__Extract__
- Opening Delimiter -
Yet every person or group of persons with TB is significant for two reasons: First and foremost, if it’s someone you love, you’ll want them to be cared for and fully treated, not only with the proper medicine, but with respect by the community rather than shame. Secondly, if a person with TB is not supported by their family and community, the treatment process becomes more challenging, as does the prevention of this disease.

TB is a bacterial infection that is preventable, treatable and curable. It usually infects the lungs, but can circulate to almost any part of the body. When the infection begins to worsen in the lungs, the person can spread the disease by simply exhaling. When others breath the same air, TB can spread into their bodies.

TB does not discriminate. If you breath, you can become a host if exposed to the bacteria. This does not mean we should be fearful of those with TB; we simply need to understand the disease and be aware of how we as a community take care of people who have it.

TB prevention is successful when there is quick and accurate diagnosis, followed by adherence to the treatment protocol. Unlike other bacterial infections, for which most of us are accustomed to taking a two-week course of antibiotics, TB treatment can take 6-18 months. TB patients take a handful of drugs, often with unpleasant side effects, every day for months at a time. The treatment can cause them to miss work, school and time with their family. Because of this, people with TB need our communal support.

TB has been around since recorded history began, affecting relationships within families and communities. What doesn’t need to be passed down through another generation is the fear and stigma associated with TB that is pervasive in all cultures, including our own, allowing TB to be spread and improperly treated. A lack of new antibiotics, access to care, drug resistant strains of TB and antiquated diagnosis tools are the main factors that the medical community points to when explaining why TB hasn’t gone away. But complex social factors loom over the disease, too.

When attending conferences on TB in Washington and overseas, I often hear the laments of TB medical experts who want people affected by the disease to come forward and be part of the global effort to eliminate it. Yet, TB is a complicated disease, one cloaked in personal and community shame and stigma.
- Closing Delimiter -
Page segmentation data
- Opening Delimiter -
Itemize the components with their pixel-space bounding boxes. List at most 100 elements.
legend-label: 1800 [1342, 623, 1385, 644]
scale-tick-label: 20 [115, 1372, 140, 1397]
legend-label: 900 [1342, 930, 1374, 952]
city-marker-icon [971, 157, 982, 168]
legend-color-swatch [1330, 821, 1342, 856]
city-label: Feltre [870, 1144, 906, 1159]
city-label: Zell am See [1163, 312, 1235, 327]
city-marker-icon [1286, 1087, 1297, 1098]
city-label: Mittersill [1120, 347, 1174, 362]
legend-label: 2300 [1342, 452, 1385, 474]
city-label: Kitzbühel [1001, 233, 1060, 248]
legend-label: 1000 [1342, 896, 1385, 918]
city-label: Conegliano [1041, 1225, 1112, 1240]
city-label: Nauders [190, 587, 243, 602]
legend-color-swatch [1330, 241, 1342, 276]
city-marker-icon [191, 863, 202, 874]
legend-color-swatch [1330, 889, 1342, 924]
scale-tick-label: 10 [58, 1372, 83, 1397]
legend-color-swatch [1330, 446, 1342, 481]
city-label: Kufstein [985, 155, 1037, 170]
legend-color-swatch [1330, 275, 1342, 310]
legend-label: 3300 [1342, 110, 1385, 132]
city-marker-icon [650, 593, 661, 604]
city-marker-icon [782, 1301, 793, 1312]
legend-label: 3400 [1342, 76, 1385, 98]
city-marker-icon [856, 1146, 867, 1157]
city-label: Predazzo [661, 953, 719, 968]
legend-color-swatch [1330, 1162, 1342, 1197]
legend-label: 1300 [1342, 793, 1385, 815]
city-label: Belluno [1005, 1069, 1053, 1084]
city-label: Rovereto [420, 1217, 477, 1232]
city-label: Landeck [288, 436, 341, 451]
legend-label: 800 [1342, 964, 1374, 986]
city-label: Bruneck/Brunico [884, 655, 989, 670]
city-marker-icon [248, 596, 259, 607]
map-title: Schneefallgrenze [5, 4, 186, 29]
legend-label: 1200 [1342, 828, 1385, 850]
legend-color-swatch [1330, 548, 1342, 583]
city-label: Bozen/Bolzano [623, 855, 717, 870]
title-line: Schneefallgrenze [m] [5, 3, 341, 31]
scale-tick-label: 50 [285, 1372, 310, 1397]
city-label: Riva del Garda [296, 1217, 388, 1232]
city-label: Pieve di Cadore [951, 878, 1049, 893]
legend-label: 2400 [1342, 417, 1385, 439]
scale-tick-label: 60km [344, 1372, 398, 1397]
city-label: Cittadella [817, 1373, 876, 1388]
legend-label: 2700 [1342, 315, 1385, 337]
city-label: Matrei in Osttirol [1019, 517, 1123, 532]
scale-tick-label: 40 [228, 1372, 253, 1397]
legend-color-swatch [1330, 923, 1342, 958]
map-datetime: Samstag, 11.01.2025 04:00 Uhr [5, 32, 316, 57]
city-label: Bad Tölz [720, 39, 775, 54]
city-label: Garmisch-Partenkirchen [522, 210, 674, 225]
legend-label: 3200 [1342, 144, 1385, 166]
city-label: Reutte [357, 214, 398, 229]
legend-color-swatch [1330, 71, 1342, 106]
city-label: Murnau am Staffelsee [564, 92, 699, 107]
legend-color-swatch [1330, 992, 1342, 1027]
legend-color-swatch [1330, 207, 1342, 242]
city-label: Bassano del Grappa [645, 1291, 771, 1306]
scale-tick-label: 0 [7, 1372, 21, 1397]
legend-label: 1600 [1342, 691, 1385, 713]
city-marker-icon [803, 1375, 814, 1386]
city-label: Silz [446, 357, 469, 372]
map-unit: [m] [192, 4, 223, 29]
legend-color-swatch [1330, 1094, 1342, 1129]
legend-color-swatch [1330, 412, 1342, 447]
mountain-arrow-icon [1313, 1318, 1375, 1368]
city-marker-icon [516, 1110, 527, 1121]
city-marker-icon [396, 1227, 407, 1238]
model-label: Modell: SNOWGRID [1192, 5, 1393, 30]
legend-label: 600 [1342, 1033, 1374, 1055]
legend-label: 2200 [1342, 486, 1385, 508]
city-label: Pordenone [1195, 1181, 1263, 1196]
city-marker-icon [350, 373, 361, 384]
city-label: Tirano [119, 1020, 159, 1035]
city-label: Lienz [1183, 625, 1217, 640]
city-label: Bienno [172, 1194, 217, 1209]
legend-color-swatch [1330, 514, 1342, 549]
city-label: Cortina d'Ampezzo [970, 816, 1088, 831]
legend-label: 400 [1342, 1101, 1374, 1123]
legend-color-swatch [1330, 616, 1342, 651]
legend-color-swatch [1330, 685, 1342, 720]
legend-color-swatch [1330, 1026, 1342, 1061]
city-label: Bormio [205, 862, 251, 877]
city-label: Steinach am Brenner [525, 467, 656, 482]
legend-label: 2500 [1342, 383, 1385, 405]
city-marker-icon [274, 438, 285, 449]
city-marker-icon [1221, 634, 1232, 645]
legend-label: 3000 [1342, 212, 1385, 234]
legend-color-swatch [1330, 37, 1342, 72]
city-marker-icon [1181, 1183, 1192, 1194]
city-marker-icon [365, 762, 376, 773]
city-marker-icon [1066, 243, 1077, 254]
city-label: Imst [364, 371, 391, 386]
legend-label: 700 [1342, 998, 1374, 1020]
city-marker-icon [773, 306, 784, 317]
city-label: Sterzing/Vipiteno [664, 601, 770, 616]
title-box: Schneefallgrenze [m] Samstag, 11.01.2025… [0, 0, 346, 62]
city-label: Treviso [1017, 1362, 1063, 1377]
- Closing Delimiter -
__List of tasks__
(a) In the TB passage, switch "antibiotics" to "antimicrobial drugs" and write out the portion starting with "TB does not" and going on through "our communal support.".
(b) Pick up the TB passage after its last sentence and continue it.

__Task results__
(a)
TB does not discriminate. If you breath, you can become a host if exposed to the bacteria. This does not mean we should be fearful of those with TB; we simply need to understand the disease and be aware of how we as a community take care of people who have it.

TB prevention is successful when there is quick and accurate diagnosis, followed by adherence to the treatment protocol. Unlike other bacterial infections, for which most of us are accustomed to taking a two-week course of antimicrobial drugs, TB treatment can take 6-18 months. TB patients take a handful of drugs, often with unpleasant side effects, every day for months at a time. The treatment can cause them to miss work, school and time with their family. Because of this, people with TB need our communal support.

(b)
On a recent flight, the young woman sitting next to me shared that she was diagnosed with TB and treated five years ago, but she never told even her closest friends and family out of fear that they would reject her, or that the media would put her in the spotlight. She lived in isolation with her secret, afraid that she would not be supported by the people who loved her and her community.

This is a very common experience for those with TB; people who simply have breathed in air with bacteria that make them sick. The universal stigma undermines efforts to eliminate global TB. We as individuals and a community can change this.

When we take the time to personalize TB, to imagine that if one of our loved ones became infected with TB we would want to support them in any way possible, the stigma of TB will disappear and we can begin to make real progress toward its eradication, locally and globally.

Not if, but when the media turns our attention to the disease while reporting on a local case here in Snohomish County, let’s be prepared. Prepared to respond collectively to persons affected by TB with compassion, not fear; support, not isolation.

Teresa Rugg is project director for TB Photovoice, an organization working with persons directly affected by tuberculosis. She is also the group leader of the Snohomish County RESULTS group. Contact her at twrugg@verizon.net.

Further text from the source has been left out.